_Your objective:_ Identify the lines holding "observe" and copy them.
=== Records for processing ===
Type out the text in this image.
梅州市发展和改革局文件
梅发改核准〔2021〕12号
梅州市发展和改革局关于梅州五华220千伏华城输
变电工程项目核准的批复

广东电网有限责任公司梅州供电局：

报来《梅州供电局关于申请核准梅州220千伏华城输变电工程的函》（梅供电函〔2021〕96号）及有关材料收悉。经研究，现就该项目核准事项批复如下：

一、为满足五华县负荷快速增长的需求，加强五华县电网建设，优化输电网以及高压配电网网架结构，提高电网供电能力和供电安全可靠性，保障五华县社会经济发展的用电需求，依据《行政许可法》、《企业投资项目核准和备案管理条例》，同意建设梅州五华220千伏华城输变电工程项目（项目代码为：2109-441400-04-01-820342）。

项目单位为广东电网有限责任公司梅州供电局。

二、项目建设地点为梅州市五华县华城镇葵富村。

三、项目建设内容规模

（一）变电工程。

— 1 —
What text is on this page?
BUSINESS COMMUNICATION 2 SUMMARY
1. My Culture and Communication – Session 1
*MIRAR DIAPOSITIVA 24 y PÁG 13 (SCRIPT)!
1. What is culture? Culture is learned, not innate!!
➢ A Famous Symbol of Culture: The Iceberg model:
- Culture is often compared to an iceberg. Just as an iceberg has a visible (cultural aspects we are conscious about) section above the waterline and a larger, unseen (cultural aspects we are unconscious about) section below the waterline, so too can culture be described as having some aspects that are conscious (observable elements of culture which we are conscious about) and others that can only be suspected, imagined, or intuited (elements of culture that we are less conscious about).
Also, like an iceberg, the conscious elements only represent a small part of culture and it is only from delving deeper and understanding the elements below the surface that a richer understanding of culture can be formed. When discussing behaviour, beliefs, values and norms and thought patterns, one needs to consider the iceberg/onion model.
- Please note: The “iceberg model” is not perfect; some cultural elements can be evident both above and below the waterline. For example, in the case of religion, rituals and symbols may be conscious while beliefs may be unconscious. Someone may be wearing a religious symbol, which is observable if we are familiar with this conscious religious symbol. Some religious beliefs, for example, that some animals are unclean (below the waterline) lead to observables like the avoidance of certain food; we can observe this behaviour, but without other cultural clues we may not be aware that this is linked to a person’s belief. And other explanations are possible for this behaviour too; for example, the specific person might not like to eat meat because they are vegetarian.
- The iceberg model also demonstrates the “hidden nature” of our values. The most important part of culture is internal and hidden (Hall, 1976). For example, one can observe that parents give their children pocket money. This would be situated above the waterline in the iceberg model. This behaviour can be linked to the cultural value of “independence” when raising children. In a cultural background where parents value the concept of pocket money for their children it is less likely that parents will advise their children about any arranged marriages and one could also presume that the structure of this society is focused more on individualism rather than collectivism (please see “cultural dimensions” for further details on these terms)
===
_Solution below:_
- Please note: The “iceberg model” is not perfect; some cultural elements can be evident both above and below the waterline. For example, in the case of religion, rituals and symbols may be conscious while beliefs may be unconscious. Someone may be wearing a religious symbol, which is observable if we are familiar with this conscious religious symbol. Some religious beliefs, for example, that some animals are unclean (below the waterline) lead to observables like the avoidance of certain food; we can observe this behaviour, but without other cultural clues we may not be aware that this is linked to a person’s belief. And other explanations are possible for this behaviour too; for example, the specific person might not like to eat meat because they are vegetarian.
- The iceberg model also demonstrates the “hidden nature” of our values. The most important part of culture is internal and hidden (Hall, 1976). For example, one can observe that parents give their children pocket money. This would be situated above the waterline in the iceberg model. This behaviour can be linked to the cultural value of “independence” when raising children. In a cultural background where parents value the concept of pocket money for their children it is less likely that parents will advise their children about any arranged marriages and one could also presume that the structure of this society is focused more on individualism rather than collectivism (please see “cultural dimensions” for further details on these terms)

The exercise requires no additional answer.